> **Task goal**: Reproduce the records below with every instance of "Do not convert GRFX" changed to "Keep original GRFX" and nothing else altered. Omit the pictures from your output.

> **Information given**:

--

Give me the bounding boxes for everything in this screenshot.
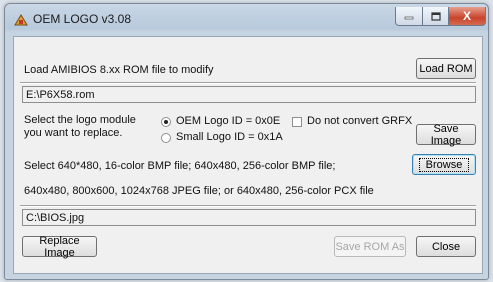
module-label-line1: Select the logo module: [24, 114, 136, 126]
app-logo-icon: [14, 14, 28, 26]
close-icon: X: [462, 9, 471, 23]
separator-top: [20, 82, 476, 84]
dialog-body: Load AMIBIOS 8.xx ROM file to modify Loa…: [13, 36, 483, 274]
window-title: OEM LOGO v3.08: [33, 12, 132, 26]
title-bar[interactable]: OEM LOGO v3.08 X: [5, 4, 488, 37]
no-convert-checkbox[interactable]: [292, 117, 302, 127]
image-path-field[interactable]: C:\BIOS.jpg: [22, 209, 476, 226]
load-rom-label: Load ROM: [419, 62, 473, 75]
close-button[interactable]: Close: [416, 236, 476, 257]
minimize-button[interactable]: [395, 7, 423, 26]
rom-instruction: Load AMIBIOS 8.xx ROM file to modify: [24, 64, 214, 76]
formats-line2: 640x480, 800x600, 1024x768 JPEG file; or…: [24, 185, 374, 197]
save-image-label: Save Image: [430, 122, 462, 147]
oem-logo-radio[interactable]: [161, 117, 171, 127]
replace-image-label: Replace Image: [39, 234, 80, 259]
save-image-button[interactable]: Save Image: [416, 122, 476, 147]
no-convert-label[interactable]: Do not convert GRFX: [307, 115, 412, 127]
minimize-icon: [404, 16, 414, 20]
small-logo-option-label[interactable]: Small Logo ID = 0x1A: [176, 131, 283, 143]
oem-logo-option-label[interactable]: OEM Logo ID = 0x0E: [176, 115, 280, 127]
app-window: OEM LOGO v3.08 X Load AMIBIOS 8.xx ROM f…: [4, 3, 489, 280]
browse-button[interactable]: Browse: [412, 154, 476, 175]
close-label: Close: [431, 240, 461, 253]
save-rom-as-label: Save ROM As: [335, 240, 405, 253]
maximize-button[interactable]: [422, 7, 449, 26]
load-rom-button[interactable]: Load ROM: [416, 58, 476, 79]
formats-line1: Select 640*480, 16-color BMP file; 640x4…: [24, 160, 336, 172]
close-window-button[interactable]: X: [448, 7, 486, 26]
module-label-line2: you want to replace.: [24, 127, 123, 139]
save-rom-as-button[interactable]: Save ROM As: [334, 236, 406, 257]
separator-middle: [20, 205, 476, 207]
browse-label: Browse: [418, 157, 470, 172]
replace-image-button[interactable]: Replace Image: [22, 234, 97, 259]
small-logo-radio[interactable]: [161, 133, 171, 143]
maximize-icon: [430, 11, 441, 21]
rom-path-field[interactable]: E:\P6X58.rom: [22, 86, 476, 103]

--

> **Finished exercise**:
Give me the bounding boxes for everything in this screenshot.
module-label-line1: Select the logo module: [24, 114, 136, 126]
app-logo-icon: [14, 14, 28, 26]
close-icon: X: [462, 9, 471, 23]
separator-top: [20, 82, 476, 84]
dialog-body: Load AMIBIOS 8.xx ROM file to modify Loa…: [13, 36, 483, 274]
window-title: OEM LOGO v3.08: [33, 12, 132, 26]
title-bar[interactable]: OEM LOGO v3.08 X: [5, 4, 488, 37]
no-convert-checkbox[interactable]: [292, 117, 302, 127]
image-path-field[interactable]: C:\BIOS.jpg: [22, 209, 476, 226]
load-rom-label: Load ROM: [419, 62, 473, 75]
close-button[interactable]: Close: [416, 236, 476, 257]
minimize-button[interactable]: [395, 7, 423, 26]
rom-instruction: Load AMIBIOS 8.xx ROM file to modify: [24, 64, 214, 76]
formats-line2: 640x480, 800x600, 1024x768 JPEG file; or…: [24, 185, 374, 197]
save-image-label: Save Image: [430, 122, 462, 147]
oem-logo-radio[interactable]: [161, 117, 171, 127]
replace-image-label: Replace Image: [39, 234, 80, 259]
save-image-button[interactable]: Save Image: [416, 122, 476, 147]
no-convert-label[interactable]: Keep original GRFX: [307, 115, 412, 127]
minimize-icon: [404, 16, 414, 20]
small-logo-option-label[interactable]: Small Logo ID = 0x1A: [176, 131, 283, 143]
oem-logo-option-label[interactable]: OEM Logo ID = 0x0E: [176, 115, 280, 127]
app-window: OEM LOGO v3.08 X Load AMIBIOS 8.xx ROM f…: [4, 3, 489, 280]
browse-button[interactable]: Browse: [412, 154, 476, 175]
close-label: Close: [431, 240, 461, 253]
save-rom-as-label: Save ROM As: [335, 240, 405, 253]
maximize-button[interactable]: [422, 7, 449, 26]
load-rom-button[interactable]: Load ROM: [416, 58, 476, 79]
formats-line1: Select 640*480, 16-color BMP file; 640x4…: [24, 160, 336, 172]
close-window-button[interactable]: X: [448, 7, 486, 26]
module-label-line2: you want to replace.: [24, 127, 123, 139]
save-rom-as-button[interactable]: Save ROM As: [334, 236, 406, 257]
separator-middle: [20, 205, 476, 207]
browse-label: Browse: [418, 157, 470, 172]
replace-image-button[interactable]: Replace Image: [22, 234, 97, 259]
small-logo-radio[interactable]: [161, 133, 171, 143]
maximize-icon: [430, 11, 441, 21]
rom-path-field[interactable]: E:\P6X58.rom: [22, 86, 476, 103]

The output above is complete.